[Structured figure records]
__________________________________________________

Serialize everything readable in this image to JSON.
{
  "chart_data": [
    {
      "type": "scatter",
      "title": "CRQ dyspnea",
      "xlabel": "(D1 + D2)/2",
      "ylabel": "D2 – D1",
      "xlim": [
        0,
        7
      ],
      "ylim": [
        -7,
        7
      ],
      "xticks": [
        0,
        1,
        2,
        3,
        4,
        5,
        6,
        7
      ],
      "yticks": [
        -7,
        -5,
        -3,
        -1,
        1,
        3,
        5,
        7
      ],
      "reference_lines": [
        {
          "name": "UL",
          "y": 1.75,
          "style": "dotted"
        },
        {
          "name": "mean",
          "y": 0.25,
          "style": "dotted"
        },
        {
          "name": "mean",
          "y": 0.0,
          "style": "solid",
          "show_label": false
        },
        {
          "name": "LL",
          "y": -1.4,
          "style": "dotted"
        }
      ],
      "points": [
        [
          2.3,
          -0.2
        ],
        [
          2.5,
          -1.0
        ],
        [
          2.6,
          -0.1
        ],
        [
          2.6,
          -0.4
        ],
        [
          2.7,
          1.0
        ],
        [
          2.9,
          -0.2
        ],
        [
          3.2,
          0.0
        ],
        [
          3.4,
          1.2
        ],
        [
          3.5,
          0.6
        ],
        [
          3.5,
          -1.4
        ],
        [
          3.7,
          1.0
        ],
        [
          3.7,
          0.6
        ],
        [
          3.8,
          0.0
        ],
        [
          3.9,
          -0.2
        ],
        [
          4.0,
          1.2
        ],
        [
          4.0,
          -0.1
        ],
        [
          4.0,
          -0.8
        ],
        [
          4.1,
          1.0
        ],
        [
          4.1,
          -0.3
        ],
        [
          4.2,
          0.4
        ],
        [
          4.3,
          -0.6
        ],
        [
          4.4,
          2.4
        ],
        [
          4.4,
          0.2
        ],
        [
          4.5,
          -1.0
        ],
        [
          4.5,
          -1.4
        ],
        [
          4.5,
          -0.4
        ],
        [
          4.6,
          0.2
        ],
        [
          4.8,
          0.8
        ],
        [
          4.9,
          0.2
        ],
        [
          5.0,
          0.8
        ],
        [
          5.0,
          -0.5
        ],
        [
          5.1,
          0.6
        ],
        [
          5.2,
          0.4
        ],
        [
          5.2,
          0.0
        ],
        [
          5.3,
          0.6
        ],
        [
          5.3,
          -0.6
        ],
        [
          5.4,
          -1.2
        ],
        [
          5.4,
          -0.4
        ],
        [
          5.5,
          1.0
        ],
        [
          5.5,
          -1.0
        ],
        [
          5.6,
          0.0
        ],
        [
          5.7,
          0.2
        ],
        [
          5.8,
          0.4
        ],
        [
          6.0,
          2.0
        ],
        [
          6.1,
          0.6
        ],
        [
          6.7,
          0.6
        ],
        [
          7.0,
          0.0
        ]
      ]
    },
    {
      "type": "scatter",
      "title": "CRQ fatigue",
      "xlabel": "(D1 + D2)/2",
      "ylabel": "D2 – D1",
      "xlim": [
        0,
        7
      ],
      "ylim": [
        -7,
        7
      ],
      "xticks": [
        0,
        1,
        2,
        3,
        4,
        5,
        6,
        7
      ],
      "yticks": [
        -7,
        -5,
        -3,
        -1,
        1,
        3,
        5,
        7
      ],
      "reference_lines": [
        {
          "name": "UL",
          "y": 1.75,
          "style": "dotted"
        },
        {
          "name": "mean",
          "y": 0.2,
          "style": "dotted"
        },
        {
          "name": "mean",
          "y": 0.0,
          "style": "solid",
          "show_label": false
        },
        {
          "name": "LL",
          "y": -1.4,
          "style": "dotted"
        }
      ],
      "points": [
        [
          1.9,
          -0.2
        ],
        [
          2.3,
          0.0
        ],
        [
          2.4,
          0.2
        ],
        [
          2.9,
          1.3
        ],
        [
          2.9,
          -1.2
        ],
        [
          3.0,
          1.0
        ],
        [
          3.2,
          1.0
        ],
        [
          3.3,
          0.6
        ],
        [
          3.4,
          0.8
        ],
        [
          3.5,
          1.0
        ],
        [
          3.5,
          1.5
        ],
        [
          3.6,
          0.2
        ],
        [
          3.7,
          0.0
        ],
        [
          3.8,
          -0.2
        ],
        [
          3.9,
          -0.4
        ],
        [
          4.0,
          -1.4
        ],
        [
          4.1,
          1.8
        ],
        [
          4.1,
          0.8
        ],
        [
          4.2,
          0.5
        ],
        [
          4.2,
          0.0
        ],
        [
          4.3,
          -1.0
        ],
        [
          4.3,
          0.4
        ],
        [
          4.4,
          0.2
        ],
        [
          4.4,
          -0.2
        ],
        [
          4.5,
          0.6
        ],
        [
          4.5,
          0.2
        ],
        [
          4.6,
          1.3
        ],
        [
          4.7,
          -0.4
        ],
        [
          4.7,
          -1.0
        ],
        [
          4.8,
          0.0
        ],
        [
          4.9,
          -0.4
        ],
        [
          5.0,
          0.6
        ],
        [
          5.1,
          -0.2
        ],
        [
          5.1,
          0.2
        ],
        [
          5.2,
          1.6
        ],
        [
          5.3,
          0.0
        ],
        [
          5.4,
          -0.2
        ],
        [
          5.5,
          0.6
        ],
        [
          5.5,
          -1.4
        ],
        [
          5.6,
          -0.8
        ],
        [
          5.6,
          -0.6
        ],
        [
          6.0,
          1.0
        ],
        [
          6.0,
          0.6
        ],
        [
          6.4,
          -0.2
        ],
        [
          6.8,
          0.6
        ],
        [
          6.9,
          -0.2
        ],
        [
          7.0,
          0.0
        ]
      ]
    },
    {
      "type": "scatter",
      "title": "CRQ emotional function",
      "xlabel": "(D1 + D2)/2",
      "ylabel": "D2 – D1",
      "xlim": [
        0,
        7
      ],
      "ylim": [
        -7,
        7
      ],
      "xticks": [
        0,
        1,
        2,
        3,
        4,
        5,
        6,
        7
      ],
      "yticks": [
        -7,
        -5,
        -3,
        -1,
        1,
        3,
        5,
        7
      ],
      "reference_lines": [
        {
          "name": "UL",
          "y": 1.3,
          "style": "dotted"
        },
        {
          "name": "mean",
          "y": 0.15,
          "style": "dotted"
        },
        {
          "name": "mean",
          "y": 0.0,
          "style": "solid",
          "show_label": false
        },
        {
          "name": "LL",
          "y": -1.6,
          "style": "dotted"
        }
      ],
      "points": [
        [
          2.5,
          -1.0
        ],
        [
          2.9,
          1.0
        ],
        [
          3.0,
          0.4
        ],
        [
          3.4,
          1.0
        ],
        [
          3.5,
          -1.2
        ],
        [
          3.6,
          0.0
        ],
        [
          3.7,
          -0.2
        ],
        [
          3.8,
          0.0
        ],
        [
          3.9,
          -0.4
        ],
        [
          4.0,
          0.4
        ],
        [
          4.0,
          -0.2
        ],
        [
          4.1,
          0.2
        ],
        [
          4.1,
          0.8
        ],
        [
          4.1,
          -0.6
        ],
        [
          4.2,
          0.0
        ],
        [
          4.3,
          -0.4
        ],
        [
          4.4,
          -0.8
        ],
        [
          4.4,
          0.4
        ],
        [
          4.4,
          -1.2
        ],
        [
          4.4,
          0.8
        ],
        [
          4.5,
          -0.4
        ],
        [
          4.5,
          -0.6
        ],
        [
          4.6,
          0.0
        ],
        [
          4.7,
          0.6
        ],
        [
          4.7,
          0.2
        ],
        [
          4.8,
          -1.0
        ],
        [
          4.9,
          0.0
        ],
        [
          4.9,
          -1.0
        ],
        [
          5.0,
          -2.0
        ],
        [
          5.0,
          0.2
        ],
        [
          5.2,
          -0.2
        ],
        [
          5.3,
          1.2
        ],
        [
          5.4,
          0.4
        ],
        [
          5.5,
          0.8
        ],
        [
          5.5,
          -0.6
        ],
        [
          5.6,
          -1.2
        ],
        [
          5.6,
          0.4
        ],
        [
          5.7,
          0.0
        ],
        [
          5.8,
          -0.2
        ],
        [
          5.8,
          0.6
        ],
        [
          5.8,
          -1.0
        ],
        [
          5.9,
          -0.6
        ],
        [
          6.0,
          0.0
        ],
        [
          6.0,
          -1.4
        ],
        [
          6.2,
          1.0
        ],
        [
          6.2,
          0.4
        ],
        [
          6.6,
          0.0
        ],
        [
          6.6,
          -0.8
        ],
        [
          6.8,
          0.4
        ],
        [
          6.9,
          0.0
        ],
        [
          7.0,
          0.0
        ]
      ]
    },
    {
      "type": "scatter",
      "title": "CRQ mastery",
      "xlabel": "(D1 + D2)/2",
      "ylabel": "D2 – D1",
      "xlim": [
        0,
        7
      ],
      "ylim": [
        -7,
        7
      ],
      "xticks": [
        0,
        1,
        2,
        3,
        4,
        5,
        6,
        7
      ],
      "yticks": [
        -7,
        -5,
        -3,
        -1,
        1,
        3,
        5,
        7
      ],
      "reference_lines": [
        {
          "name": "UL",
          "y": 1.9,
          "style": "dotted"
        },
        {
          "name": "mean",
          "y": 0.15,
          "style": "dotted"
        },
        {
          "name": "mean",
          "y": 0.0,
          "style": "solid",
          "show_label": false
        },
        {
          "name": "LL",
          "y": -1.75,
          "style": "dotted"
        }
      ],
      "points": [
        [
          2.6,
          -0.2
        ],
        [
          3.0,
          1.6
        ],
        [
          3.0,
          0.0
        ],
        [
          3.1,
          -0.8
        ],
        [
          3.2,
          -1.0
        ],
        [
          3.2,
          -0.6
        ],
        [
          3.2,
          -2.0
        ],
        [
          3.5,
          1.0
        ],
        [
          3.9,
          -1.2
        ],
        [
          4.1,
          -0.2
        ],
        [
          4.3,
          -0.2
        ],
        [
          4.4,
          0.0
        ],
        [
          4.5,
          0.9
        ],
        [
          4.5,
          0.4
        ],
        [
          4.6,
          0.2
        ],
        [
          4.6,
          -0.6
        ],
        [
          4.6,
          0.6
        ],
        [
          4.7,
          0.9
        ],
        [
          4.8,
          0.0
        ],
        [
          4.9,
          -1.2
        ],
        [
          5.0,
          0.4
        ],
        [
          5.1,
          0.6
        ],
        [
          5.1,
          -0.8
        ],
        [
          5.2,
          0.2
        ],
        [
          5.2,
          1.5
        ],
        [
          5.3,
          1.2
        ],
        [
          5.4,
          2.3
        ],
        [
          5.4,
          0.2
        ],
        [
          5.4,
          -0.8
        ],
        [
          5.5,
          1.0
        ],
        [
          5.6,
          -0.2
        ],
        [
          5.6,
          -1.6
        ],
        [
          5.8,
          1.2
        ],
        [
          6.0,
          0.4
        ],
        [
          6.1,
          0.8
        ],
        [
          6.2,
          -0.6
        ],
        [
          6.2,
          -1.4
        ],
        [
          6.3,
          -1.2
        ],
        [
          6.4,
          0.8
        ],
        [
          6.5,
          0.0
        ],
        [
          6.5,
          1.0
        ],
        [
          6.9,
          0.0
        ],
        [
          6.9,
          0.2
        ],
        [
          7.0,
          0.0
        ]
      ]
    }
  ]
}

__________________________________________________

• Task goal:
Compute the number of lines above that contain the string "title". Reply with that value only.

• Solution to this task:
4